======== Records for the task ========

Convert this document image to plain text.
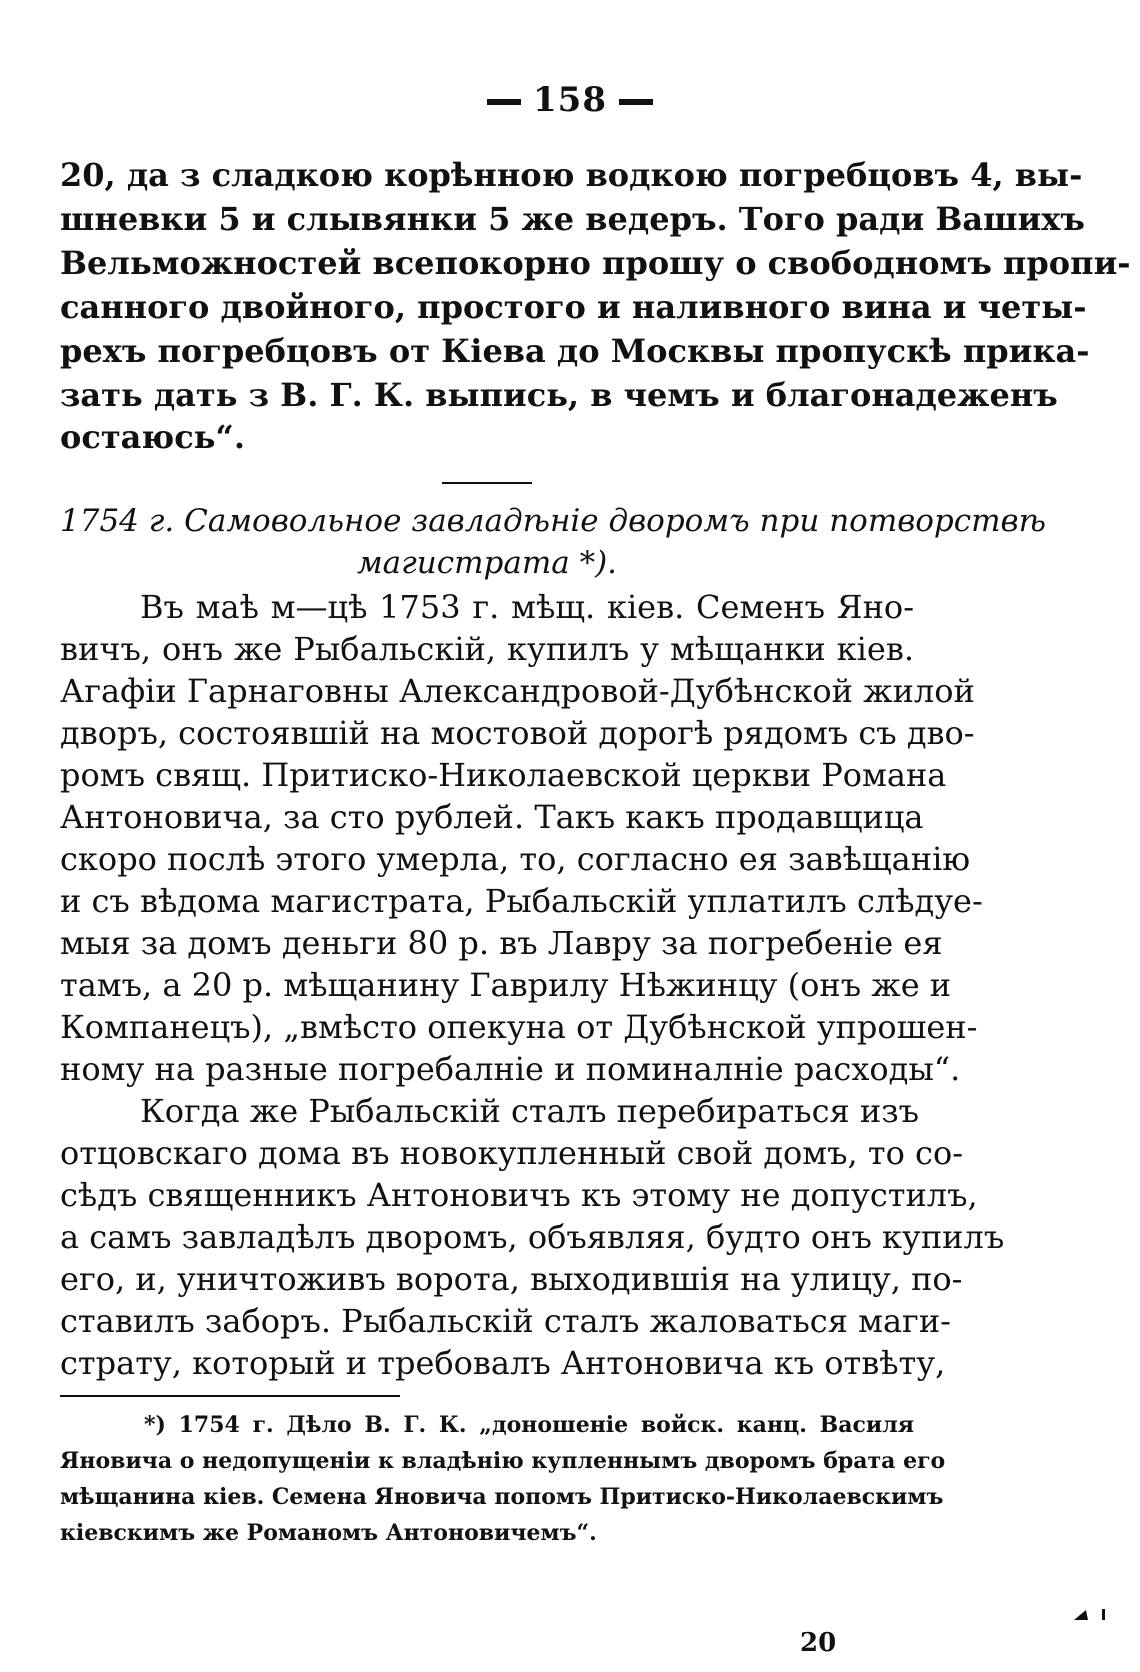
158
20, да з сладкою корѣнною водкою погребцовъ 4, вы-
шневки 5 и слывянки 5 же ведеръ. Того ради Вашихъ
Вельможностей всепокорно прошу о свободномъ пропи-
санного двойного, простого и наливного вина и четы-
рехъ погребцовъ от Кіева до Москвы пропускѣ прика-
зать дать з В. Г. К. выпись, в чемъ и благонадеженъ
остаюсь“.
1754 г. Самовольное завладѣніе дворомъ при потворствѣ
магистрата *).
Въ маѣ м—цѣ 1753 г. мѣщ. кіев. Семенъ Яно-
вичъ, онъ же Рыбальскій, купилъ у мѣщанки кіев.
Агафіи Гарнаговны Александровой-Дубѣнской жилой
дворъ, состоявшій на мостовой дорогѣ рядомъ съ дво-
ромъ свящ. Притиско-Николаевской церкви Романа
Антоновича, за сто рублей. Такъ какъ продавщица
скоро послѣ этого умерла, то, согласно ея завѣщанію
и съ вѣдома магистрата, Рыбальскій уплатилъ слѣдуе-
мыя за домъ деньги 80 р. въ Лавру за погребеніе ея
тамъ, а 20 р. мѣщанину Гаврилу Нѣжинцу (онъ же и
Компанецъ), „вмѣсто опекуна от Дубѣнской упрошен-
ному на разные погребалніе и поминалніе расходы“.
Когда же Рыбальскій сталъ перебираться изъ
отцовскаго дома въ новокупленный свой домъ, то со-
сѣдъ священникъ Антоновичъ къ этому не допустилъ,
а самъ завладѣлъ дворомъ, объявляя, будто онъ купилъ
его, и, уничтоживъ ворота, выходившія на улицу, по-
ставилъ заборъ. Рыбальскій сталъ жаловаться маги-
страту, который и требовалъ Антоновича къ отвѣту,
*) 1754 г. Дѣло В. Г. К. „доношеніе войск. канц. Василя
Яновича о недопущеніи к владѣнію купленнымъ дворомъ брата его
мѣщанина кіев. Семена Яновича попомъ Притиско-Николаевскимъ
кіевскимъ же Романомъ Антоновичемъ“.
20
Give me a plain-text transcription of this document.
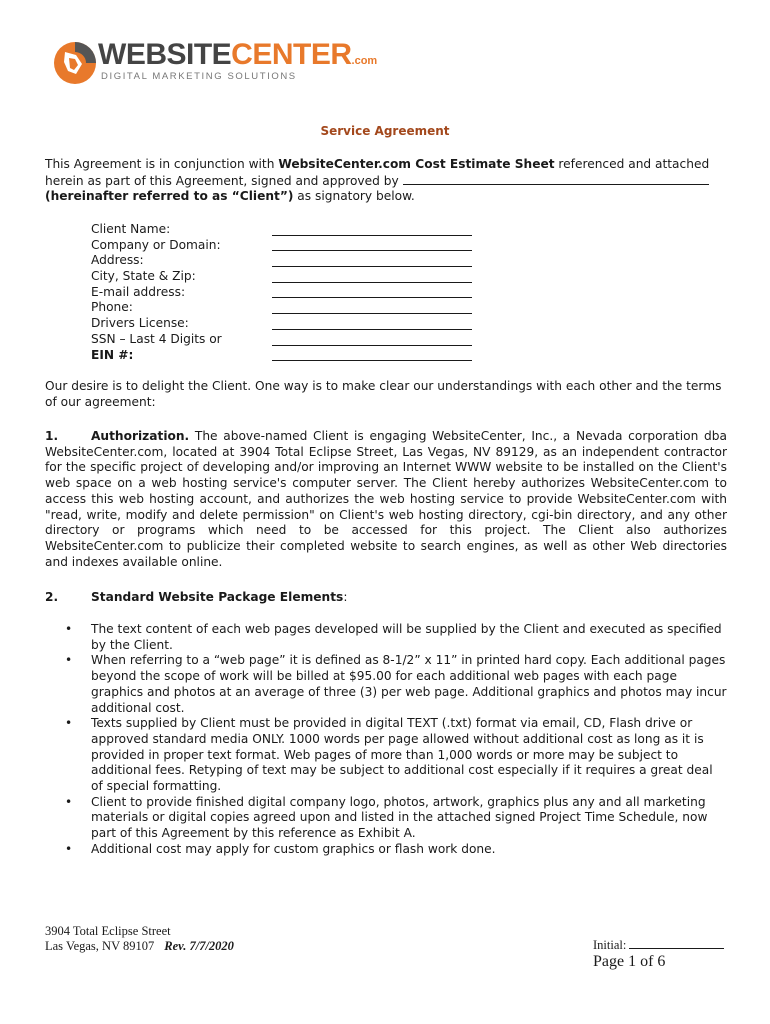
WEBSITECENTER.com
DIGITAL MARKETING SOLUTIONS
Service Agreement
This Agreement is in conjunction with WebsiteCenter.com Cost Estimate Sheet referenced and attached herein as part of this Agreement, signed and approved by
(hereinafter referred to as “Client”) as signatory below.
Client Name:
Company or Domain:
Address:
City, State & Zip:
E-mail address:
Phone:
Drivers License:
SSN – Last 4 Digits or
EIN #:
Our desire is to delight the Client. One way is to make clear our understandings with each other and the terms of our agreement:
1.	Authorization. The above-named Client is engaging WebsiteCenter, Inc., a Nevada corporation dba WebsiteCenter.com, located at 3904 Total Eclipse Street, Las Vegas, NV 89129, as an independent contractor for the specific project of developing and/or improving an Internet WWW website to be installed on the Client's web space on a web hosting service's computer server. The Client hereby authorizes WebsiteCenter.com to access this web hosting account, and authorizes the web hosting service to provide WebsiteCenter.com with "read, write, modify and delete permission" on Client's web hosting directory, cgi-bin directory, and any other directory or programs which need to be accessed for this project. The Client also authorizes WebsiteCenter.com to publicize their completed website to search engines, as well as other Web directories and indexes available online.
2.	Standard Website Package Elements:
• The text content of each web pages developed will be supplied by the Client and executed as specified by the Client.
• When referring to a “web page” it is defined as 8-1/2” x 11” in printed hard copy. Each additional pages beyond the scope of work will be billed at $95.00 for each additional web pages with each page graphics and photos at an average of three (3) per web page. Additional graphics and photos may incur additional cost.
• Texts supplied by Client must be provided in digital TEXT (.txt) format via email, CD, Flash drive or approved standard media ONLY. 1000 words per page allowed without additional cost as long as it is provided in proper text format. Web pages of more than 1,000 words or more may be subject to additional fees. Retyping of text may be subject to additional cost especially if it requires a great deal of special formatting.
• Client to provide finished digital company logo, photos, artwork, graphics plus any and all marketing materials or digital copies agreed upon and listed in the attached signed Project Time Schedule, now part of this Agreement by this reference as Exhibit A.
• Additional cost may apply for custom graphics or flash work done.
3904 Total Eclipse Street
Las Vegas, NV 89107 Rev. 7/7/2020	Initial:
Page 1 of 6
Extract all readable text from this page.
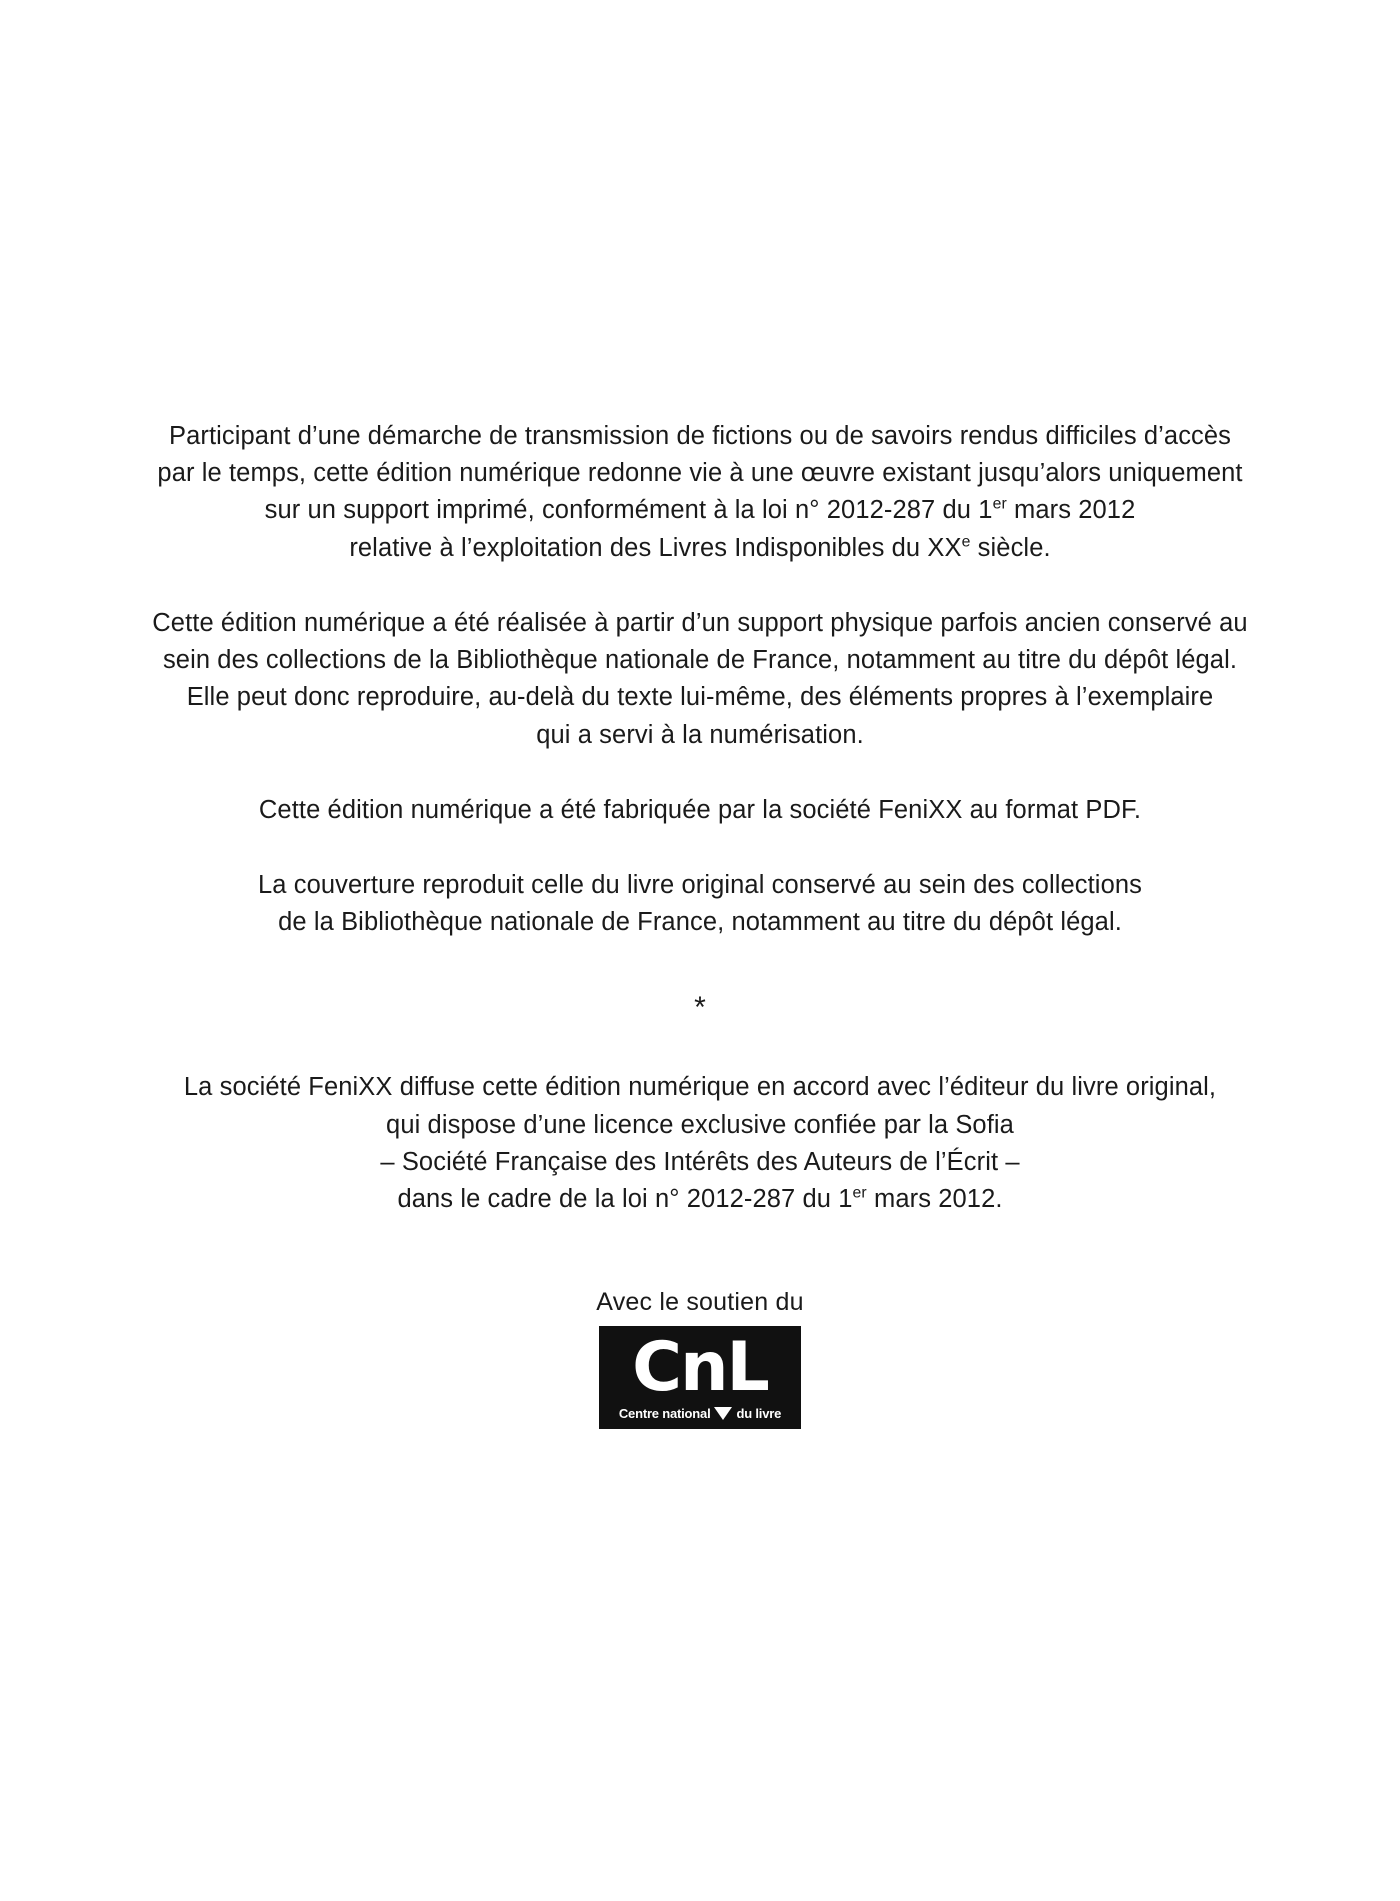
Participant d’une démarche de transmission de fictions ou de savoirs rendus difficiles d’accès

par le temps, cette édition numérique redonne vie à une œuvre existant jusqu’alors uniquement

sur un support imprimé, conformément à la loi n° 2012-287 du 1er mars 2012

relative à l’exploitation des Livres Indisponibles du XXe siècle.

Cette édition numérique a été réalisée à partir d’un support physique parfois ancien conservé au

sein des collections de la Bibliothèque nationale de France, notamment au titre du dépôt légal.

Elle peut donc reproduire, au-delà du texte lui-même, des éléments propres à l’exemplaire

qui a servi à la numérisation.

Cette édition numérique a été fabriquée par la société FeniXX au format PDF.

La couverture reproduit celle du livre original conservé au sein des collections

de la Bibliothèque nationale de France, notamment au titre du dépôt légal.

*

La société FeniXX diffuse cette édition numérique en accord avec l’éditeur du livre original,

qui dispose d’une licence exclusive confiée par la Sofia

– Société Française des Intérêts des Auteurs de l’Écrit –

dans le cadre de la loi n° 2012-287 du 1er mars 2012.

Avec le soutien du
CnL
Centre national du livre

========

(Task brief)
Scan the records for the string "Притиско". Copy each line in which it appears.

(The completed task)
ромъ свящ. Притиско-Николаевской церкви Романа
мѣщанина кіев. Семена Яновича попомъ Притиско-Николаевскимъ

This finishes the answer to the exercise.